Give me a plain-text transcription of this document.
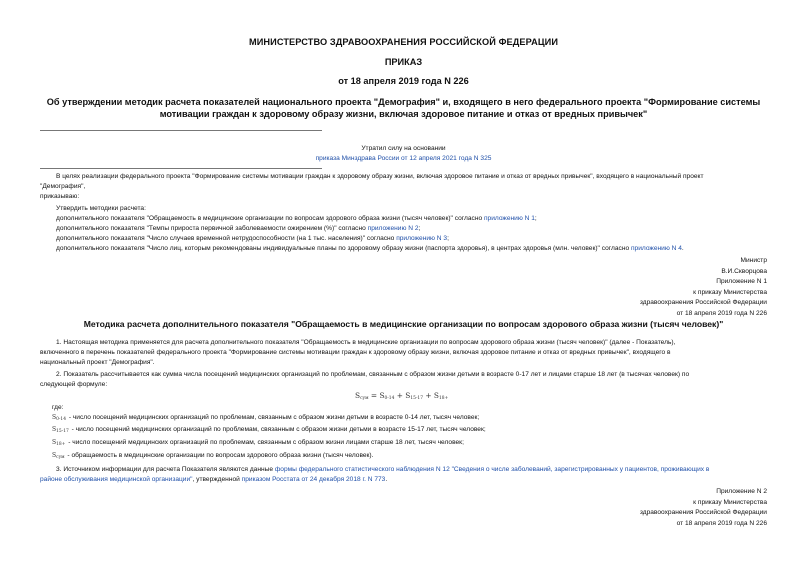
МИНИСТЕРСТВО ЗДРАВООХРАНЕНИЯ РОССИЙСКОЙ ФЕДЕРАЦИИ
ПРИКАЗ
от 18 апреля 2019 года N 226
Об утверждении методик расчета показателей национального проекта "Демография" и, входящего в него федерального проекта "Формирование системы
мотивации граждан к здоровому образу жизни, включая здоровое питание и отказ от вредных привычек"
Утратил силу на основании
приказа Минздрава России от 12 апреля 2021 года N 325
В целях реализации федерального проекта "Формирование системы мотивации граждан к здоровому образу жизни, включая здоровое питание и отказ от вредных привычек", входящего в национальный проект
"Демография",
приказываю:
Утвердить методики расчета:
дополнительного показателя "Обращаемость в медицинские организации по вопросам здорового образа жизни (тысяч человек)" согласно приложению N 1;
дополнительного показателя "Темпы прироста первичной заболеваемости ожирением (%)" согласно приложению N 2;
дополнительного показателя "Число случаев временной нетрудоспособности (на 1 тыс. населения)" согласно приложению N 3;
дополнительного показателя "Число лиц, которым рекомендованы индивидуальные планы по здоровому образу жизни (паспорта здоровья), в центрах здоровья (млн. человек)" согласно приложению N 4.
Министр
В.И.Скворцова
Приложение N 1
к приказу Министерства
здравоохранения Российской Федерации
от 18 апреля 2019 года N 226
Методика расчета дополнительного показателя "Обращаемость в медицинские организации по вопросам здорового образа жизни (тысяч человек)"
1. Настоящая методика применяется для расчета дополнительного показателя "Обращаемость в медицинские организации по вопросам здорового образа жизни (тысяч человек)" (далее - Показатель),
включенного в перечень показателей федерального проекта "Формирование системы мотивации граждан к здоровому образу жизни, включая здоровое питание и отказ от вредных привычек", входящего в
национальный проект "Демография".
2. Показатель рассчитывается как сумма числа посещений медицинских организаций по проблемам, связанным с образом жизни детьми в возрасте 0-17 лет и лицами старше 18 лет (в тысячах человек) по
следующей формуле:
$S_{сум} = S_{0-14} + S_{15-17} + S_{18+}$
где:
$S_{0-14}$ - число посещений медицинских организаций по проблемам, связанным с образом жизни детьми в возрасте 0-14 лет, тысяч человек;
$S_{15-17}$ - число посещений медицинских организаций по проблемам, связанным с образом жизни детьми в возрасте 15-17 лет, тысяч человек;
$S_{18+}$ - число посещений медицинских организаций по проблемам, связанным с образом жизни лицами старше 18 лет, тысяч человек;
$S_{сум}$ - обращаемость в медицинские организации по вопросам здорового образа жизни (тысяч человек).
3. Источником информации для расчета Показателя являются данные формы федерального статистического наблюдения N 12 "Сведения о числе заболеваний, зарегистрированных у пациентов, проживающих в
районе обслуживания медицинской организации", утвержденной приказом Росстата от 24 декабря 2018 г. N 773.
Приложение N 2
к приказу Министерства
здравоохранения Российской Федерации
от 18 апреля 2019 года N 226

**Problem statement**
Except for the pictures, copy the material above exactly.

**Result of the task**
Give me a plain-text transcription of this document.
МИНИСТЕРСТВО ЗДРАВООХРАНЕНИЯ РОССИЙСКОЙ ФЕДЕРАЦИИ
ПРИКАЗ
от 18 апреля 2019 года N 226
Об утверждении методик расчета показателей национального проекта "Демография" и, входящего в него федерального проекта "Формирование системы
мотивации граждан к здоровому образу жизни, включая здоровое питание и отказ от вредных привычек"
Утратил силу на основании
приказа Минздрава России от 12 апреля 2021 года N 325
В целях реализации федерального проекта "Формирование системы мотивации граждан к здоровому образу жизни, включая здоровое питание и отказ от вредных привычек", входящего в национальный проект
"Демография",
приказываю:
Утвердить методики расчета:
дополнительного показателя "Обращаемость в медицинские организации по вопросам здорового образа жизни (тысяч человек)" согласно приложению N 1;
дополнительного показателя "Темпы прироста первичной заболеваемости ожирением (%)" согласно приложению N 2;
дополнительного показателя "Число случаев временной нетрудоспособности (на 1 тыс. населения)" согласно приложению N 3;
дополнительного показателя "Число лиц, которым рекомендованы индивидуальные планы по здоровому образу жизни (паспорта здоровья), в центрах здоровья (млн. человек)" согласно приложению N 4.
Министр
В.И.Скворцова
Приложение N 1
к приказу Министерства
здравоохранения Российской Федерации
от 18 апреля 2019 года N 226
Методика расчета дополнительного показателя "Обращаемость в медицинские организации по вопросам здорового образа жизни (тысяч человек)"
1. Настоящая методика применяется для расчета дополнительного показателя "Обращаемость в медицинские организации по вопросам здорового образа жизни (тысяч человек)" (далее - Показатель),
включенного в перечень показателей федерального проекта "Формирование системы мотивации граждан к здоровому образу жизни, включая здоровое питание и отказ от вредных привычек", входящего в
национальный проект "Демография".
2. Показатель рассчитывается как сумма числа посещений медицинских организаций по проблемам, связанным с образом жизни детьми в возрасте 0-17 лет и лицами старше 18 лет (в тысячах человек) по
следующей формуле:
$S_{сум} = S_{0-14} + S_{15-17} + S_{18+}$
где:
$S_{0-14}$ - число посещений медицинских организаций по проблемам, связанным с образом жизни детьми в возрасте 0-14 лет, тысяч человек;
$S_{15-17}$ - число посещений медицинских организаций по проблемам, связанным с образом жизни детьми в возрасте 15-17 лет, тысяч человек;
$S_{18+}$ - число посещений медицинских организаций по проблемам, связанным с образом жизни лицами старше 18 лет, тысяч человек;
$S_{сум}$ - обращаемость в медицинские организации по вопросам здорового образа жизни (тысяч человек).
3. Источником информации для расчета Показателя являются данные формы федерального статистического наблюдения N 12 "Сведения о числе заболеваний, зарегистрированных у пациентов, проживающих в
районе обслуживания медицинской организации", утвержденной приказом Росстата от 24 декабря 2018 г. N 773.
Приложение N 2
к приказу Министерства
здравоохранения Российской Федерации
от 18 апреля 2019 года N 226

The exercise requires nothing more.